Data entries:
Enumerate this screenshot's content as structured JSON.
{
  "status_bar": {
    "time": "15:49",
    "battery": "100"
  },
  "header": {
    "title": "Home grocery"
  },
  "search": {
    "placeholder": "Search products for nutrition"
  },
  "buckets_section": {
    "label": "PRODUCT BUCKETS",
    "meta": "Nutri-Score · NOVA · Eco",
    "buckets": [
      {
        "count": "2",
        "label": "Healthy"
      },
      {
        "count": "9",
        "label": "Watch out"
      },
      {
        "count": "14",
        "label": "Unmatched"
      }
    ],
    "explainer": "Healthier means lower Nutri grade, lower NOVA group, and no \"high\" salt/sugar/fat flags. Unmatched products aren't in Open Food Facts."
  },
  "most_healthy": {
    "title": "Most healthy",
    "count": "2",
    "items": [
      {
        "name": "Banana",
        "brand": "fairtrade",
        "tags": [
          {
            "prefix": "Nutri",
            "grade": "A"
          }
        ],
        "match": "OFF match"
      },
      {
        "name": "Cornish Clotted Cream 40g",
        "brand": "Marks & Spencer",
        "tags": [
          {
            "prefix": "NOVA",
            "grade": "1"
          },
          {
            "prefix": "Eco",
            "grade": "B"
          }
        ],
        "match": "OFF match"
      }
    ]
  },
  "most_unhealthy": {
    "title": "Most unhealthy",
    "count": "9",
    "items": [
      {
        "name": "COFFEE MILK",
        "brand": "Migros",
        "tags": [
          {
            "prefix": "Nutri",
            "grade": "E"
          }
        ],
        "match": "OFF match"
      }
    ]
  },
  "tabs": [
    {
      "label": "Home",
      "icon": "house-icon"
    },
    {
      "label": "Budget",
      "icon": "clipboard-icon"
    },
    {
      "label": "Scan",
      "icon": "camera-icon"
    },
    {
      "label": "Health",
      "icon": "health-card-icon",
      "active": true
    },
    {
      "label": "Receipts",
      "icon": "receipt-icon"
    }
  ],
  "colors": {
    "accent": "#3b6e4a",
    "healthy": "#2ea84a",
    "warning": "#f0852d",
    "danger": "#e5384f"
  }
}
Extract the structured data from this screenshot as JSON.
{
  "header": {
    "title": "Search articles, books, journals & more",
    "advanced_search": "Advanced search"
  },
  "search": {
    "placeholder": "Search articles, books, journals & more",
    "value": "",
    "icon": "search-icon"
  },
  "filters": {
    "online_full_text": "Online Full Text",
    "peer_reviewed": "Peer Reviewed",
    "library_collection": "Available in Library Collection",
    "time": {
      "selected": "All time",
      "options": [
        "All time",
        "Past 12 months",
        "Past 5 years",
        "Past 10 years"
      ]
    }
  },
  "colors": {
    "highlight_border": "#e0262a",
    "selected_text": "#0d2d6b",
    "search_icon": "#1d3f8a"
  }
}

→ Problem details:
Report all lines of the material that contain the word "prefix".

→ Solution for this problem:
            "prefix": "Nutri",
            "prefix": "NOVA",
            "prefix": "Eco",
            "prefix": "Nutri",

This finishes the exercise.